[Items from a dataset]
▼

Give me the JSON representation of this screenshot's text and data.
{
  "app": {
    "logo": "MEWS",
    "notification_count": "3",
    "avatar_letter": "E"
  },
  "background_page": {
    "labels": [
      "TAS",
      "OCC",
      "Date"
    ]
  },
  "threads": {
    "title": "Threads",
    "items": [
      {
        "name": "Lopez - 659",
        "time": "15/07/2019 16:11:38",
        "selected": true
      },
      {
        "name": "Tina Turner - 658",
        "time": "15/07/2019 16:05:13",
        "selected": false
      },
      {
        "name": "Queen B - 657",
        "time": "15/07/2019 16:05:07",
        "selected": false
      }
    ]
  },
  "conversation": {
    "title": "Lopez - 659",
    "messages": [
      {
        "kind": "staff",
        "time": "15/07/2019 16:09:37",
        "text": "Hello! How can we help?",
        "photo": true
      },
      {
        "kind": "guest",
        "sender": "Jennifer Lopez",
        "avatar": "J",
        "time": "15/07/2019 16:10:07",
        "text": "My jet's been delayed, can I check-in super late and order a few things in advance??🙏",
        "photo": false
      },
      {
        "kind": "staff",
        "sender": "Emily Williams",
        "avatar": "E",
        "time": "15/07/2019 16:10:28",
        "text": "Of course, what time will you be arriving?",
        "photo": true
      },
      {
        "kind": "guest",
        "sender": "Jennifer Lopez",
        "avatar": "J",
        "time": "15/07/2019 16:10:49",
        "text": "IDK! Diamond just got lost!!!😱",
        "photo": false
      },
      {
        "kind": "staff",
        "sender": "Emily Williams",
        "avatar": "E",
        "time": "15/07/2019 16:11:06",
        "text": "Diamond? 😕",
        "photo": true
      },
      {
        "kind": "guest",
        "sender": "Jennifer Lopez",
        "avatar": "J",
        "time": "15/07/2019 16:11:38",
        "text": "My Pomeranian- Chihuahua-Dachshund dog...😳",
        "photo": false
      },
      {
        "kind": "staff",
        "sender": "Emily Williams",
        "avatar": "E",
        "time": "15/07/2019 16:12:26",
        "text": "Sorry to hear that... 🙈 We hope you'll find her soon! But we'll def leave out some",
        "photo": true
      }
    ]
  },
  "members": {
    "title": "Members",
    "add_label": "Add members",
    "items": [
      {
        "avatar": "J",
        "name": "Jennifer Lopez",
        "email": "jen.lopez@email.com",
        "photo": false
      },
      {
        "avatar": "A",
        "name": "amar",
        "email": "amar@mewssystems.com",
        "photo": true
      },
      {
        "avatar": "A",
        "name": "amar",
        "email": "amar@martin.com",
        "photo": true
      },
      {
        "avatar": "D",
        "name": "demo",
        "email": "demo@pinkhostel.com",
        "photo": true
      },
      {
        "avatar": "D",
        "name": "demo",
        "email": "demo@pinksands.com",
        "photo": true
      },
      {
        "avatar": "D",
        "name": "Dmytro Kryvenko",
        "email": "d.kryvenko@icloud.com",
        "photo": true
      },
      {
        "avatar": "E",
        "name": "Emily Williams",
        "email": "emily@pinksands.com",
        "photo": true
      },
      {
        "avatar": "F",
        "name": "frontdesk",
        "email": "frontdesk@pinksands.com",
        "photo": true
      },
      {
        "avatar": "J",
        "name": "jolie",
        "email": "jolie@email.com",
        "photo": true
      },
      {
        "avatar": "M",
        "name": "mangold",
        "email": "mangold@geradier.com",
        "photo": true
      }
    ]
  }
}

▲

Given instruction -
Look above for lines with the word "Diamond" and copy them all.

Correct answer -
        "text": "IDK! Diamond just got lost!!!😱",
        "text": "Diamond? 😕",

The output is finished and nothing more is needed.